** BEGIN Source passage **
By Eric Spiguel
Over the last years recommender systems gained huge popularity in the machine learning and data science community due to their impact in digital and e-commerce platforms revenues by suggesting specific items to customers that would be interesting in them. Nevertheless, when building recommender systems a wide range of obstacles are encountered. To address those challenges, a large variety of tools are being developed to minimize the efforts invested when building these systems such as TensorFlow Recommenders, TorchRec, and NVIDIA-Merlin.
In this article we will make a deep dive into NVIDIA-Merlin, which is a state-of-the-art framework for building recommender systems at scale as it promises to address the different challenges arising from recommender systems workflows. We will summarize important tips that will be useful when assessing its suitability for a project or when starting to work with it.
One of the biggest issues digital companies are facing nowadays is the engagement of users in their platforms, which translates into increased profits. Questions like: how do we get our Youtube users to click on ‘What’s next’ one after another for a long period of time? Or how do we give a specific Netflix user a “What is recommended for you” suggestion that will help retain them for a bit longer? Even if you have an online fashion store: how do we help our customers find their products in an easier way? “You might also like…” or “Frequently bought together” help solve this issue.
All of the aforementioned examples are possible thanks to recommender systems.
Recommender systems boost business revenue by helping customers find the desired items and buy the most suitable ones for them with less effort.
Some illustrative examples of how recommender systems are impacting on digital platforms and e-commerce are:
- A McKinsey & Company report attributed 35% of Amazon’s sales to recommendations .
- According to the article ‘2019 Personalization Development Study’ held by Monetate: 78% of businesses with a full or partial personalization strategy experienced revenue growth (against a 45.4% revenue growth experienced by businesses with no personalization strategy) .
- An Epsilon research shows that 80% of consumers are more likely to make a purchase when the online store offers personalized experiences .
- According to Segment: almost 60% of consumers agreed to become repeat shoppers after a personalized shopping experience .
Collaborative versus content filtering
Considering there are several criteria to make specific recommendations to users, there are also various types of recommender systems. A first general classification distinguishes between personalized or non-personalized recommenders. An illustrative example of the latter consists of popularity-based recommendations (e.g. when Netflix shows you the most popular movies in your country).
On the other hand, personalized recommendation systems aim to recommend in a “customized” way finding mainly three types of filtering: collaborative, content-based and hybrid ones, which take the advantages of both systems.
- Collaborative filtering relies on the fact of “similarity in preferences” between users in order to recommend new items. Given previous interactions between users and items, recommender algorithms learn to predict future interaction. The idea is that if some people have made similar decisions and purchases in the past, like a movie choice, then there is a high probability they will agree on additional future selections.
** END Source passage **
[Instruction]
Pick up the article on recommender systems and NVIDIA-Merlin at the point where it stops, and keep writing it. The lines that come after this point are separate material, not part of the article on recommender systems.
** BEGIN Extracted entries **
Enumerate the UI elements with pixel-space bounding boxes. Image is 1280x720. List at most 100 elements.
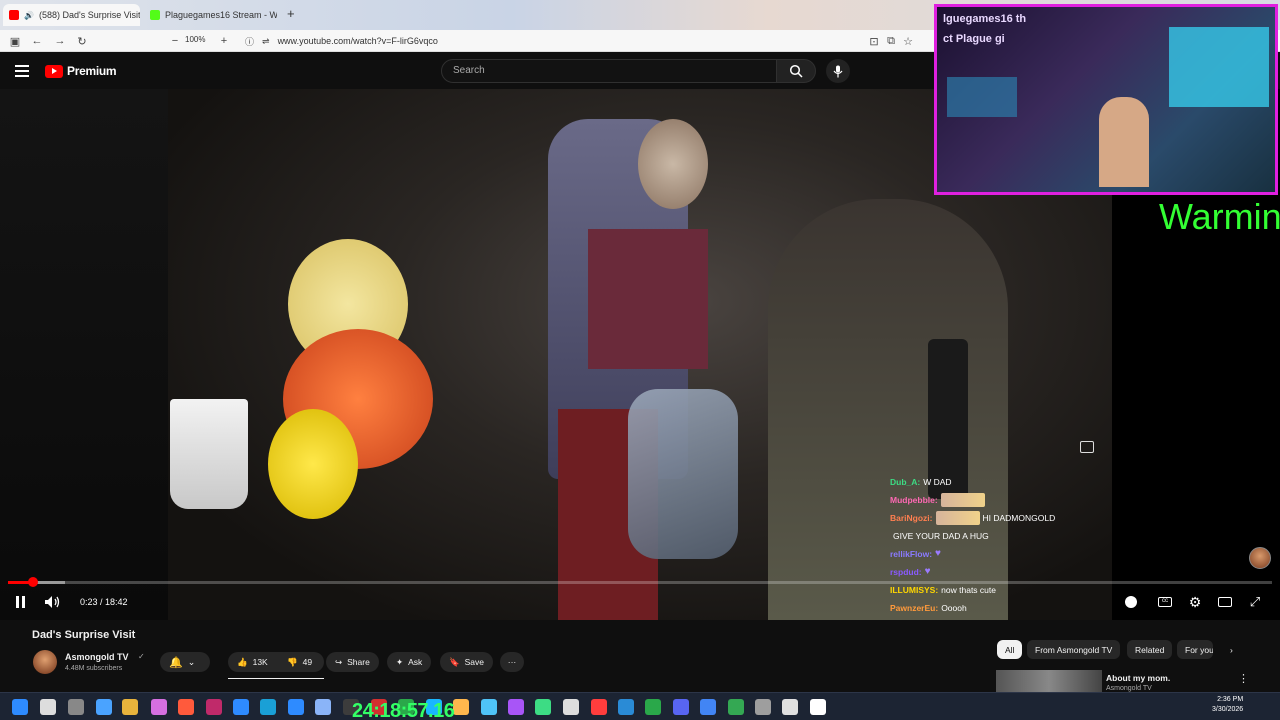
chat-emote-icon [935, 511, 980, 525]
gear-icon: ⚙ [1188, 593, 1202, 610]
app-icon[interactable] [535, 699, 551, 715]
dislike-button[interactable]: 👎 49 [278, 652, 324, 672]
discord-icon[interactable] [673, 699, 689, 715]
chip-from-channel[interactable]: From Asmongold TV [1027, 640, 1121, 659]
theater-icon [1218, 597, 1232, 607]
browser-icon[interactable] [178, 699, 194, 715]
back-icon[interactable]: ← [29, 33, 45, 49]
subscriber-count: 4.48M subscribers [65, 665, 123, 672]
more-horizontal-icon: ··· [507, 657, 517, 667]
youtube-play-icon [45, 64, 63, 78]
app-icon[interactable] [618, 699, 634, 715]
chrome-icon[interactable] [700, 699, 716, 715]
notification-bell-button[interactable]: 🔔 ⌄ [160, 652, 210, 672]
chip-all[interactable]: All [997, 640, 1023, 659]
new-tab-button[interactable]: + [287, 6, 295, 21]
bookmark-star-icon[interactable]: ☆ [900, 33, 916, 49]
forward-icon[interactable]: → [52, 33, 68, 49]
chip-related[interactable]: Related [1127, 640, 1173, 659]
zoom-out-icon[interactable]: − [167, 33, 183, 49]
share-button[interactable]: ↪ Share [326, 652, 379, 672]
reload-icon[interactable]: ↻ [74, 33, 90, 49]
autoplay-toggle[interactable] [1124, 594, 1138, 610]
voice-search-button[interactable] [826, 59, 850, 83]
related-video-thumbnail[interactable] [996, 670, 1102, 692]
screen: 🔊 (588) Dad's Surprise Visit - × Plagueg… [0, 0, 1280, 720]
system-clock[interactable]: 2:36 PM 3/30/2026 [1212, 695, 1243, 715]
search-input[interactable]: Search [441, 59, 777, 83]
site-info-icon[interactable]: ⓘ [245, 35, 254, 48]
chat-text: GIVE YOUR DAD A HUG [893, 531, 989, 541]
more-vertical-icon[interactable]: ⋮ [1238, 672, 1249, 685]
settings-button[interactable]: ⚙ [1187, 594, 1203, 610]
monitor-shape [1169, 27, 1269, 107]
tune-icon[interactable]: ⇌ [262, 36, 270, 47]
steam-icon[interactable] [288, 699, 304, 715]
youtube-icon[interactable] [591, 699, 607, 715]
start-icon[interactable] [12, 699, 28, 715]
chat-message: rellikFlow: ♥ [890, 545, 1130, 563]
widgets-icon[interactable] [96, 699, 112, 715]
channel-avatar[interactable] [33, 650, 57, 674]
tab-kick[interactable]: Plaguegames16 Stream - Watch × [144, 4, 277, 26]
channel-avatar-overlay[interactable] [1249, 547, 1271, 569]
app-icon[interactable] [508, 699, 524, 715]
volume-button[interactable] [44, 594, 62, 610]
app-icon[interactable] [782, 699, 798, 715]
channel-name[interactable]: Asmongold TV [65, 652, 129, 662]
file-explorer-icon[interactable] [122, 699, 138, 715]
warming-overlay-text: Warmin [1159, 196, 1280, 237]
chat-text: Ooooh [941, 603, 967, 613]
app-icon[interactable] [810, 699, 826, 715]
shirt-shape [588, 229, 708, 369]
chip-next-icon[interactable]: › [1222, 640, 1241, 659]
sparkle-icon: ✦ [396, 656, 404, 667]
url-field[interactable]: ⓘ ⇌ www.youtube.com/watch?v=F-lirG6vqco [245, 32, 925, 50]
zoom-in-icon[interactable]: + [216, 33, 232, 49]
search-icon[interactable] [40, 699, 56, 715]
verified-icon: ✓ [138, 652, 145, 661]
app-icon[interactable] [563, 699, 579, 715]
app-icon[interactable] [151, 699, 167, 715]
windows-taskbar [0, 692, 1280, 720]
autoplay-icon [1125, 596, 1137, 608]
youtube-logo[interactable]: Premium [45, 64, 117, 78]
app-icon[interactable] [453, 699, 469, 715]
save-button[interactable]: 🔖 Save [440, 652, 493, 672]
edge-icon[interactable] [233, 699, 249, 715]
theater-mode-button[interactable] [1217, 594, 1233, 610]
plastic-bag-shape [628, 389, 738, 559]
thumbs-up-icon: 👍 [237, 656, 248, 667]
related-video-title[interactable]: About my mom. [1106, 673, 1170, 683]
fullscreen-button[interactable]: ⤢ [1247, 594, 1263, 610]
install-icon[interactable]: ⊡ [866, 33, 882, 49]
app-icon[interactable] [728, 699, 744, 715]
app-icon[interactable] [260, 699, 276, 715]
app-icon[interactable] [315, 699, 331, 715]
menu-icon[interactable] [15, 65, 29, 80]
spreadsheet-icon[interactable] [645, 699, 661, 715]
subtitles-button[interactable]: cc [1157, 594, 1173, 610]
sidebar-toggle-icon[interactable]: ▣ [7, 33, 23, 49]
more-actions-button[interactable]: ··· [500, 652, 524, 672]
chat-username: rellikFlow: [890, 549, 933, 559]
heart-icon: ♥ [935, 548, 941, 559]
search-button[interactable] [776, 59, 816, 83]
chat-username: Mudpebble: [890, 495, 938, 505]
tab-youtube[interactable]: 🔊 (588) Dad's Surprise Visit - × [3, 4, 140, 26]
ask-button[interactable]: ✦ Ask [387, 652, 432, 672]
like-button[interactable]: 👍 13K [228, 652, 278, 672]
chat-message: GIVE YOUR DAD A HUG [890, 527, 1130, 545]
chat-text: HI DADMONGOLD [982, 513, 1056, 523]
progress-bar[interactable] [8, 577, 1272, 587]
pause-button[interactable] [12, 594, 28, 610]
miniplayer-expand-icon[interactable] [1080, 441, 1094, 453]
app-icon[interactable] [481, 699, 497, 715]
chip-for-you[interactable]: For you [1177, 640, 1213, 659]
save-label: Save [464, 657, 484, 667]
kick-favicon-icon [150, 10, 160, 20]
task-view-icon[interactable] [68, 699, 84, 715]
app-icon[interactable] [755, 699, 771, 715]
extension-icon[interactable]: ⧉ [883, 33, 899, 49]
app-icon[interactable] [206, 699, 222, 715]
** END Extracted entries **
[Result of the task]
For example, in Fig. 1 it can be seen that if a User A and a User B both liked the same two movies, the system will recommend to user B a third movie liked by user A.
- Content filtering, by contrast, uses the attributes or features of an item -this is the content part- to recommend other items similar to the user’s preferences. This approach is based on similarity of item and user features, given information about a user and items they have interacted with (e.g. a user’s gender, age, the average review for a movie) model the likelihood of a new interaction.
For example, if a user liked a movie A then a movie B with similar features to movie A will be recommended to the user.
Fig. 2: Content-based filtering examples
- An hybrid recommendation system aims to overcome some of the the limitations of both content-based and collaborative filtering methods. There are several ways to implement this type of systems: making content and collaborative-based predictions separately and then combining them, by adding collaborative-based capabilities to a content-based approach or the other way round.
For example, Netflix makes use of this approach by first comparing what is watched by similar users (collaborative-based filtering) and secondly by recommending movies with similar features to the ones highly rated by the user (content-based filtering).
The recommender system inference process involves selecting and ranking candidate items according to the predicted probability that the user will interact with them (those with the highest predicted probability are presented to the user).
In this section we will be discussing how to cope with the obstacles encountered at each step of the workflow when building a recommender system from the beginning until it is ready for customers in production.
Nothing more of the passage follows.